STATED PROBLEM: All entries should be output exactly as they stand.

DATA PROVIDED:
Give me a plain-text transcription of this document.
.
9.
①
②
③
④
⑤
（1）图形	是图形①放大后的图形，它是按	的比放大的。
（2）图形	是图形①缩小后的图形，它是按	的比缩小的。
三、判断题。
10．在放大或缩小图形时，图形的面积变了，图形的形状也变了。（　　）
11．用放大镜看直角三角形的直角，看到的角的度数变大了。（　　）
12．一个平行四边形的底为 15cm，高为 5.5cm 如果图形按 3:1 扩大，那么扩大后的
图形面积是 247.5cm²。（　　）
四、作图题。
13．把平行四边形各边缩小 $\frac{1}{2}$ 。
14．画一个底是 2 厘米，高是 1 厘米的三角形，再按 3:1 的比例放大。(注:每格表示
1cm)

FULL RESPONSE:
Give me a plain-text transcription of this document.
.
9.
①
②
③
④
⑤
（1）图形	是图形①放大后的图形，它是按	的比放大的。
（2）图形	是图形①缩小后的图形，它是按	的比缩小的。
三、判断题。
10．在放大或缩小图形时，图形的面积变了，图形的形状也变了。（　　）
11．用放大镜看直角三角形的直角，看到的角的度数变大了。（　　）
12．一个平行四边形的底为 15cm，高为 5.5cm 如果图形按 3:1 扩大，那么扩大后的
图形面积是 247.5cm²。（　　）
四、作图题。
13．把平行四边形各边缩小 $\frac{1}{2}$ 。
14．画一个底是 2 厘米，高是 1 厘米的三角形，再按 3:1 的比例放大。(注:每格表示
1cm)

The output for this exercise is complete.